* Required work *
In the listing below, count the lines containing the string "text" and state only the number.

Entries from a dataset:
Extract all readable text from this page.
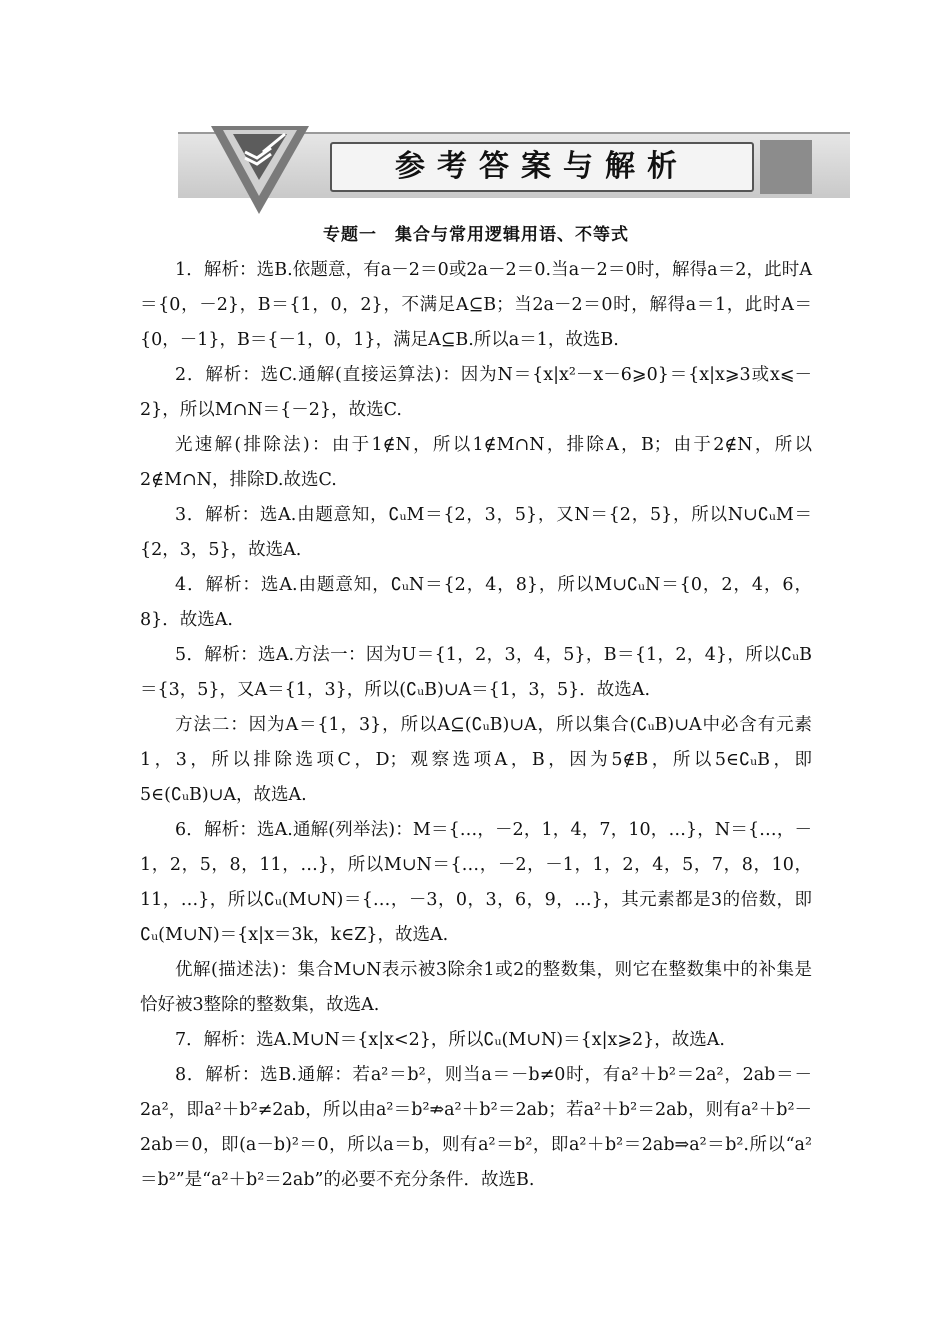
参考答案与解析
专题一　集合与常用逻辑用语、不等式

1．解析：选B.依题意，有a－2＝0或2a－2＝0.当a－2＝0时，解得a＝2，此时A＝{0，－2}，B＝{1，0，2}，不满足A⊆B；当2a－2＝0时，解得a＝1，此时A＝{0，－1}，B＝{－1，0，1}，满足A⊆B.所以a＝1，故选B.

2．解析：选C.通解(直接运算法)：因为N＝{x|x²－x－6⩾0}＝{x|x⩾3或x⩽－2}，所以M∩N＝{－2}，故选C.

光速解(排除法)：由于1∉N，所以1∉M∩N，排除A，B；由于2∉N，所以2∉M∩N，排除D.故选C.

3．解析：选A.由题意知，∁ᵤM＝{2，3，5}，又N＝{2，5}，所以N∪∁ᵤM＝{2，3，5}，故选A.

4．解析：选A.由题意知，∁ᵤN＝{2，4，8}，所以M∪∁ᵤN＝{0，2，4，6，8}．故选A.

5．解析：选A.方法一：因为U＝{1，2，3，4，5}，B＝{1，2，4}，所以∁ᵤB＝{3，5}，又A＝{1，3}，所以(∁ᵤB)∪A＝{1，3，5}．故选A.

方法二：因为A＝{1，3}，所以A⊆(∁ᵤB)∪A，所以集合(∁ᵤB)∪A中必含有元素1，3，所以排除选项C，D；观察选项A，B，因为5∉B，所以5∈∁ᵤB，即5∈(∁ᵤB)∪A，故选A.

6．解析：选A.通解(列举法)：M＝{…，－2，1，4，7，10，…}，N＝{…，－1，2，5，8，11，…}，所以M∪N＝{…，－2，－1，1，2，4，5，7，8，10，11，…}，所以∁ᵤ(M∪N)＝{…，－3，0，3，6，9，…}，其元素都是3的倍数，即∁ᵤ(M∪N)＝{x|x＝3k，k∈Z}，故选A.

优解(描述法)：集合M∪N表示被3除余1或2的整数集，则它在整数集中的补集是恰好被3整除的整数集，故选A.

7．解析：选A.M∪N＝{x|x<2}，所以∁ᵤ(M∪N)＝{x|x⩾2}，故选A.

8．解析：选B.通解：若a²＝b²，则当a＝－b≠0时，有a²＋b²＝2a²，2ab＝－2a²，即a²＋b²≠2ab，所以由a²＝b²⇏a²＋b²＝2ab；若a²＋b²＝2ab，则有a²＋b²－2ab＝0，即(a－b)²＝0，所以a＝b，则有a²＝b²，即a²＋b²＝2ab⇒a²＝b².所以“a²＝b²”是“a²＋b²＝2ab”的必要不充分条件．故选B.
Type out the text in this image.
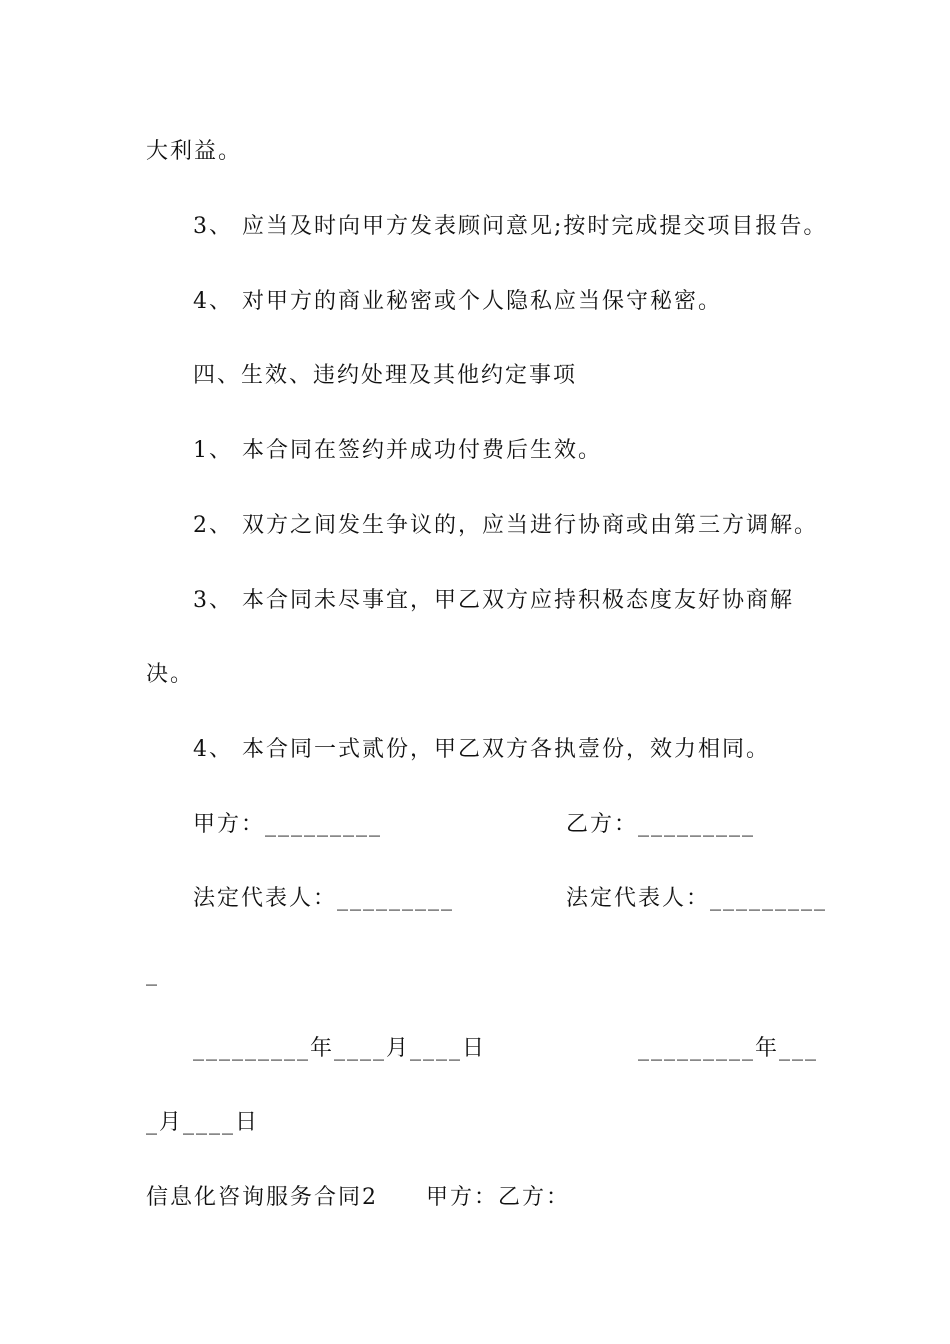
大利益。
3、 应当及时向甲方发表顾问意见;按时完成提交项目报告。
4、 对甲方的商业秘密或个人隐私应当保守秘密。
四、生效、违约处理及其他约定事项
1、 本合同在签约并成功付费后生效。
2、 双方之间发生争议的，应当进行协商或由第三方调解。
3、 本合同未尽事宜，甲乙双方应持积极态度友好协商解
决。
4、 本合同一式贰份，甲乙双方各执壹份，效力相同。
甲方：_________	乙方：_________
法定代表人：_________	法定代表人：_________
_
_________年____月____日	_________年___
_月____日
信息化咨询服务合同2　　甲方：乙方：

* Exercise result *
2